▶ **STATED PROBLEM**: Any pictures in the records below should be skipped; write out everything else exactly.

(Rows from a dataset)
- - - - -
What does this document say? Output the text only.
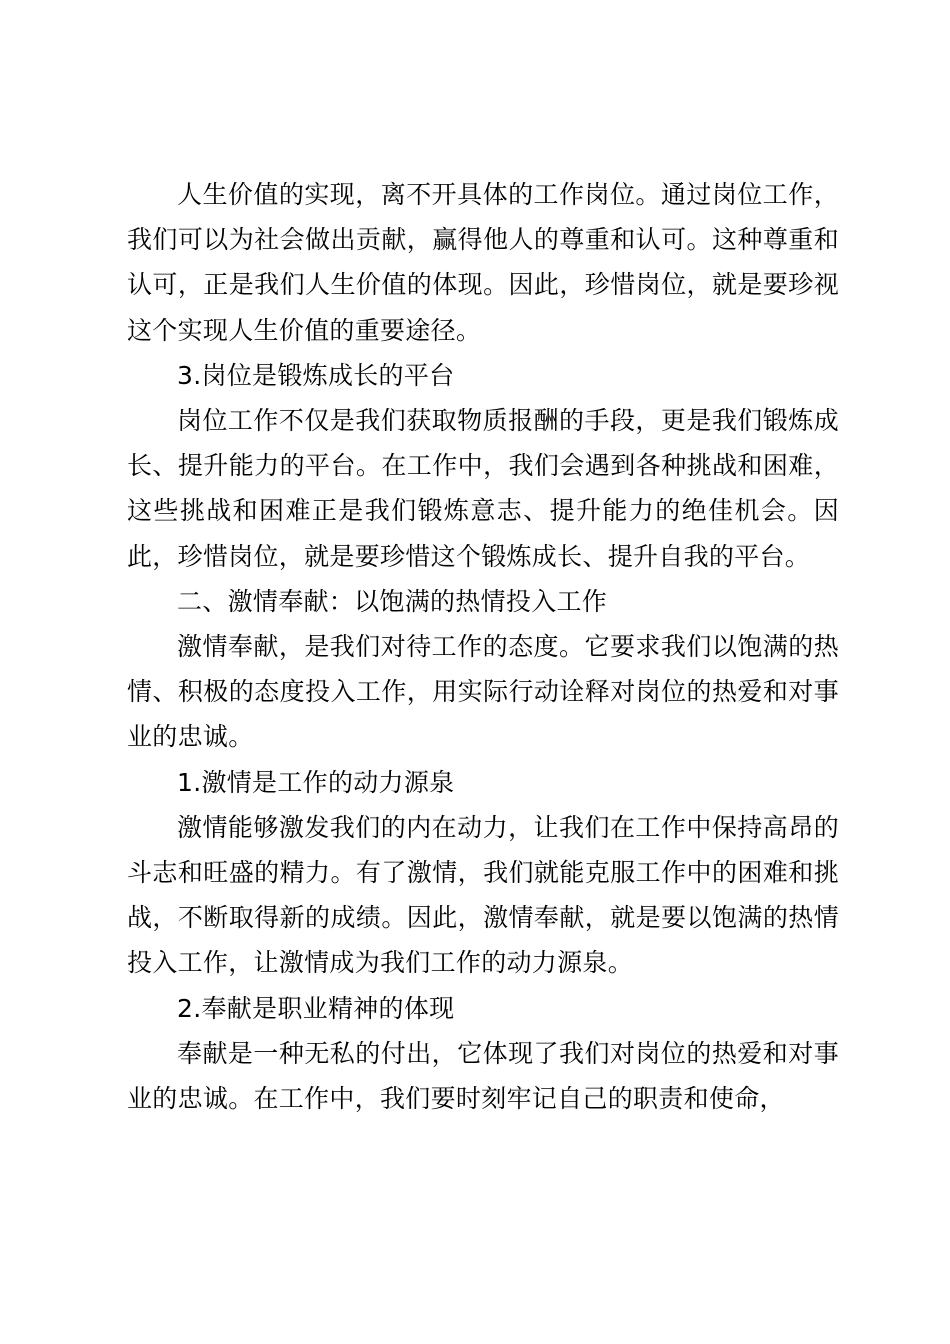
人生价值的实现，离不开具体的工作岗位。通过岗位工作，我们可以为社会做出贡献，赢得他人的尊重和认可。这种尊重和认可，正是我们人生价值的体现。因此，珍惜岗位，就是要珍视这个实现人生价值的重要途径。

3.岗位是锻炼成长的平台

岗位工作不仅是我们获取物质报酬的手段，更是我们锻炼成长、提升能力的平台。在工作中，我们会遇到各种挑战和困难，这些挑战和困难正是我们锻炼意志、提升能力的绝佳机会。因此，珍惜岗位，就是要珍惜这个锻炼成长、提升自我的平台。

二、激情奉献：以饱满的热情投入工作

激情奉献，是我们对待工作的态度。它要求我们以饱满的热情、积极的态度投入工作，用实际行动诠释对岗位的热爱和对事业的忠诚。

1.激情是工作的动力源泉

激情能够激发我们的内在动力，让我们在工作中保持高昂的斗志和旺盛的精力。有了激情，我们就能克服工作中的困难和挑战，不断取得新的成绩。因此，激情奉献，就是要以饱满的热情投入工作，让激情成为我们工作的动力源泉。

2.奉献是职业精神的体现

奉献是一种无私的付出，它体现了我们对岗位的热爱和对事业的忠诚。在工作中，我们要时刻牢记自己的职责和使命，
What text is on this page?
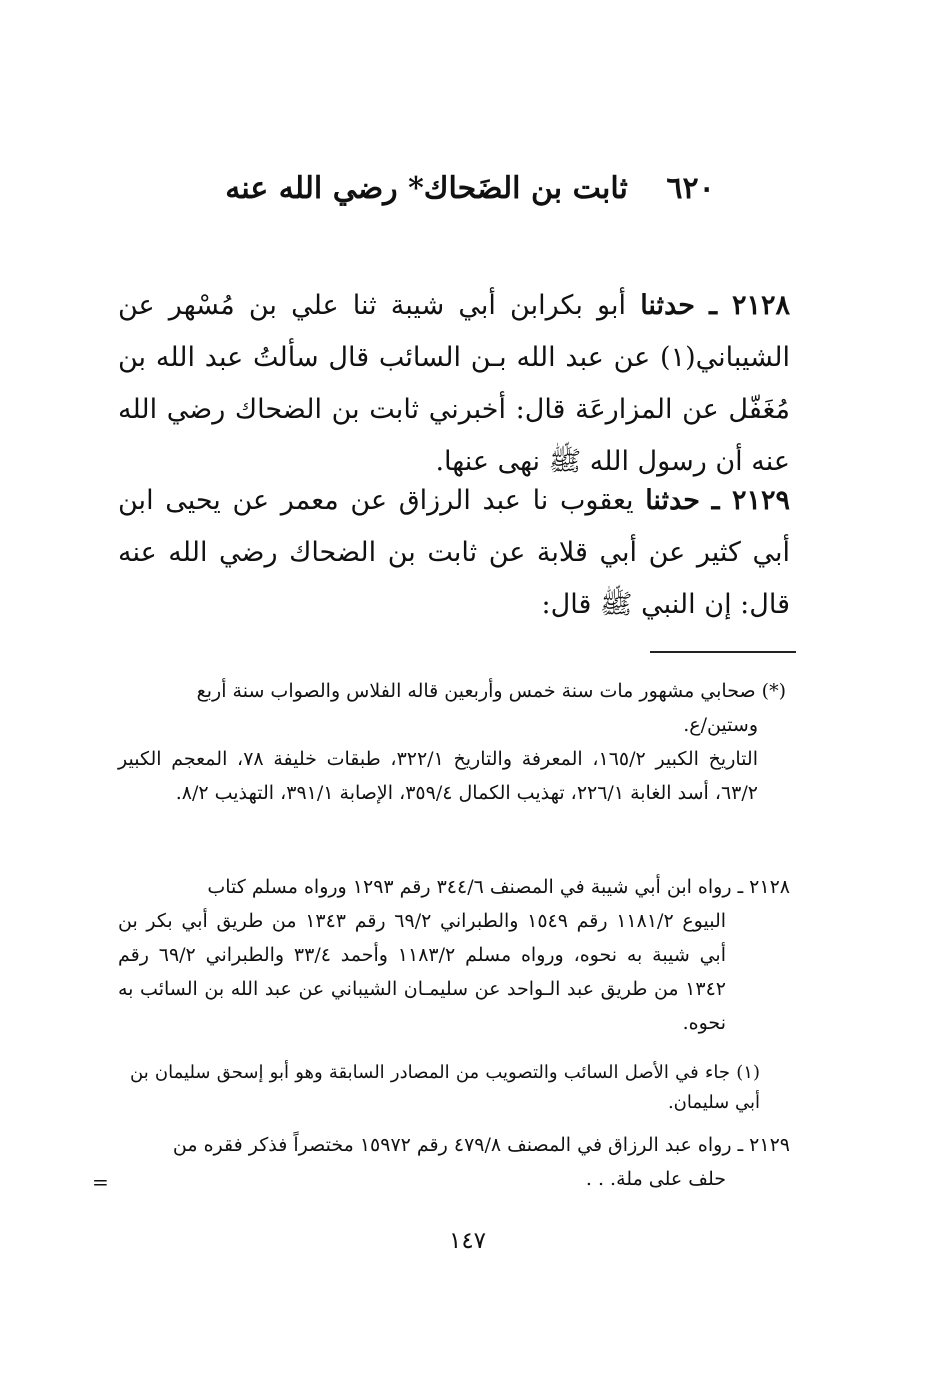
٦٢٠ ثابت بن الضَحاك* رضي الله عنه
٢١٢٨ ـ حدثنا أبو بكرابن أبي شيبة ثنا علي بن مُسْهر عن الشيباني(١) عن عبد الله بـن السائب قال سألتُ عبد الله بن مُغَفّل عن المزارعَة قال: أخبرني ثابت بن الضحاك رضي الله عنه أن رسول الله ﷺ نهى عنها.
٢١٢٩ ـ حدثنا يعقوب نا عبد الرزاق عن معمر عن يحيى ابن أبي كثير عن أبي قلابة عن ثابت بن الضحاك رضي الله عنه قال: إن النبي ﷺ قال:
(*) صحابي مشهور مات سنة خمس وأربعين قاله الفلاس والصواب سنة أربع
وستين/ع.
التاريخ الكبير ١٦٥/٢، المعرفة والتاريخ ٣٢٢/١، طبقات خليفة ٧٨، المعجم الكبير ٦٣/٢، أسد الغابة ٢٢٦/١، تهذيب الكمال ٣٥٩/٤، الإصابة ٣٩١/١، التهذيب ٨/٢.
٢١٢٨ ـ رواه ابن أبي شيبة في المصنف ٣٤٤/٦ رقم ١٢٩٣ ورواه مسلم كتاب
البيوع ١١٨١/٢ رقم ١٥٤٩ والطبراني ٦٩/٢ رقم ١٣٤٣ من طريق أبي بكر بن أبي شيبة به نحوه، ورواه مسلم ١١٨٣/٢ وأحمد ٣٣/٤ والطبراني ٦٩/٢ رقم ١٣٤٢ من طريق عبد الـواحد عن سليمـان الشيباني عن عبد الله بن السائب به نحوه.
(١) جاء في الأصل السائب والتصويب من المصادر السابقة وهو أبو إسحق سليمان بن أبي سليمان.
٢١٢٩ ـ رواه عبد الرزاق في المصنف ٤٧٩/٨ رقم ١٥٩٧٢ مختصراً فذكر فقره من
حلف على ملة. . .
=
١٤٧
- - - - -
▶ **FULL SOLUTION**:
What does this document say? Output the text only.
人生价值的实现，离不开具体的工作岗位。通过岗位工作，我们可以为社会做出贡献，赢得他人的尊重和认可。这种尊重和认可，正是我们人生价值的体现。因此，珍惜岗位，就是要珍视这个实现人生价值的重要途径。

3.岗位是锻炼成长的平台

岗位工作不仅是我们获取物质报酬的手段，更是我们锻炼成长、提升能力的平台。在工作中，我们会遇到各种挑战和困难，这些挑战和困难正是我们锻炼意志、提升能力的绝佳机会。因此，珍惜岗位，就是要珍惜这个锻炼成长、提升自我的平台。

二、激情奉献：以饱满的热情投入工作

激情奉献，是我们对待工作的态度。它要求我们以饱满的热情、积极的态度投入工作，用实际行动诠释对岗位的热爱和对事业的忠诚。

1.激情是工作的动力源泉

激情能够激发我们的内在动力，让我们在工作中保持高昂的斗志和旺盛的精力。有了激情，我们就能克服工作中的困难和挑战，不断取得新的成绩。因此，激情奉献，就是要以饱满的热情投入工作，让激情成为我们工作的动力源泉。

2.奉献是职业精神的体现

奉献是一种无私的付出，它体现了我们对岗位的热爱和对事业的忠诚。在工作中，我们要时刻牢记自己的职责和使命，
What text is on this page?
٦٢٠ ثابت بن الضَحاك* رضي الله عنه
٢١٢٨ ـ حدثنا أبو بكرابن أبي شيبة ثنا علي بن مُسْهر عن الشيباني(١) عن عبد الله بـن السائب قال سألتُ عبد الله بن مُغَفّل عن المزارعَة قال: أخبرني ثابت بن الضحاك رضي الله عنه أن رسول الله ﷺ نهى عنها.
٢١٢٩ ـ حدثنا يعقوب نا عبد الرزاق عن معمر عن يحيى ابن أبي كثير عن أبي قلابة عن ثابت بن الضحاك رضي الله عنه قال: إن النبي ﷺ قال:
(*) صحابي مشهور مات سنة خمس وأربعين قاله الفلاس والصواب سنة أربع
وستين/ع.
التاريخ الكبير ١٦٥/٢، المعرفة والتاريخ ٣٢٢/١، طبقات خليفة ٧٨، المعجم الكبير ٦٣/٢، أسد الغابة ٢٢٦/١، تهذيب الكمال ٣٥٩/٤، الإصابة ٣٩١/١، التهذيب ٨/٢.
٢١٢٨ ـ رواه ابن أبي شيبة في المصنف ٣٤٤/٦ رقم ١٢٩٣ ورواه مسلم كتاب
البيوع ١١٨١/٢ رقم ١٥٤٩ والطبراني ٦٩/٢ رقم ١٣٤٣ من طريق أبي بكر بن أبي شيبة به نحوه، ورواه مسلم ١١٨٣/٢ وأحمد ٣٣/٤ والطبراني ٦٩/٢ رقم ١٣٤٢ من طريق عبد الـواحد عن سليمـان الشيباني عن عبد الله بن السائب به نحوه.
(١) جاء في الأصل السائب والتصويب من المصادر السابقة وهو أبو إسحق سليمان بن أبي سليمان.
٢١٢٩ ـ رواه عبد الرزاق في المصنف ٤٧٩/٨ رقم ١٥٩٧٢ مختصراً فذكر فقره من
حلف على ملة. . .
=
١٤٧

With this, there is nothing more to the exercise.